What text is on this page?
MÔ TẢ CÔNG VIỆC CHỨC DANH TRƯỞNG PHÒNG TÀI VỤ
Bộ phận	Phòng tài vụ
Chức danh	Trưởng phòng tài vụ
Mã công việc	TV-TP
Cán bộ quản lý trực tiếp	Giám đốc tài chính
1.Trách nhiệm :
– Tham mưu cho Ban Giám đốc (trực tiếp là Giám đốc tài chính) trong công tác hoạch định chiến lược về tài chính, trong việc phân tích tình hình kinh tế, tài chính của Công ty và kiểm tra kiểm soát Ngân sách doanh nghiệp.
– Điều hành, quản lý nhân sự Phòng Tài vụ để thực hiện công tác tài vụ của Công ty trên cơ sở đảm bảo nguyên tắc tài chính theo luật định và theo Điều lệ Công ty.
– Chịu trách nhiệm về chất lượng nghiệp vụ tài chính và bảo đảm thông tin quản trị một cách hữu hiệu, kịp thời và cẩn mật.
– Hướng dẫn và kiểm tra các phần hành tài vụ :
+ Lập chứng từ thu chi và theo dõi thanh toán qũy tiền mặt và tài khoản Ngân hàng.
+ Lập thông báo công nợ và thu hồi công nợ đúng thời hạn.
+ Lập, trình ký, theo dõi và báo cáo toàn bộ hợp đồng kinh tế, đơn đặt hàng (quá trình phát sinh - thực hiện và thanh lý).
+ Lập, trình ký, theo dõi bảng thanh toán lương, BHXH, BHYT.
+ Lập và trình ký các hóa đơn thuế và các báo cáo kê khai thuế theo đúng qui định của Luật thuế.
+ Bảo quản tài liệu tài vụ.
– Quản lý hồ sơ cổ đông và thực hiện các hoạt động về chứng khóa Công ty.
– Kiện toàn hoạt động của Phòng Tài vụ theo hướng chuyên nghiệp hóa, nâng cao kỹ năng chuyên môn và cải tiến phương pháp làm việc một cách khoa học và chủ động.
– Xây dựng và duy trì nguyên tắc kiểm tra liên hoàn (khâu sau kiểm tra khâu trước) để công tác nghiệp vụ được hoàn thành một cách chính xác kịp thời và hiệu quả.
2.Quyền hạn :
· · · ·
Task to carry out — Transcribe all of the lines in the records precisely.

The solution —
What text is on this page?
MÔ TẢ CÔNG VIỆC CHỨC DANH TRƯỞNG PHÒNG TÀI VỤ
Bộ phận	Phòng tài vụ
Chức danh	Trưởng phòng tài vụ
Mã công việc	TV-TP
Cán bộ quản lý trực tiếp	Giám đốc tài chính
1.Trách nhiệm :
– Tham mưu cho Ban Giám đốc (trực tiếp là Giám đốc tài chính) trong công tác hoạch định chiến lược về tài chính, trong việc phân tích tình hình kinh tế, tài chính của Công ty và kiểm tra kiểm soát Ngân sách doanh nghiệp.
– Điều hành, quản lý nhân sự Phòng Tài vụ để thực hiện công tác tài vụ của Công ty trên cơ sở đảm bảo nguyên tắc tài chính theo luật định và theo Điều lệ Công ty.
– Chịu trách nhiệm về chất lượng nghiệp vụ tài chính và bảo đảm thông tin quản trị một cách hữu hiệu, kịp thời và cẩn mật.
– Hướng dẫn và kiểm tra các phần hành tài vụ :
+ Lập chứng từ thu chi và theo dõi thanh toán qũy tiền mặt và tài khoản Ngân hàng.
+ Lập thông báo công nợ và thu hồi công nợ đúng thời hạn.
+ Lập, trình ký, theo dõi và báo cáo toàn bộ hợp đồng kinh tế, đơn đặt hàng (quá trình phát sinh - thực hiện và thanh lý).
+ Lập, trình ký, theo dõi bảng thanh toán lương, BHXH, BHYT.
+ Lập và trình ký các hóa đơn thuế và các báo cáo kê khai thuế theo đúng qui định của Luật thuế.
+ Bảo quản tài liệu tài vụ.
– Quản lý hồ sơ cổ đông và thực hiện các hoạt động về chứng khóa Công ty.
– Kiện toàn hoạt động của Phòng Tài vụ theo hướng chuyên nghiệp hóa, nâng cao kỹ năng chuyên môn và cải tiến phương pháp làm việc một cách khoa học và chủ động.
– Xây dựng và duy trì nguyên tắc kiểm tra liên hoàn (khâu sau kiểm tra khâu trước) để công tác nghiệp vụ được hoàn thành một cách chính xác kịp thời và hiệu quả.
2.Quyền hạn :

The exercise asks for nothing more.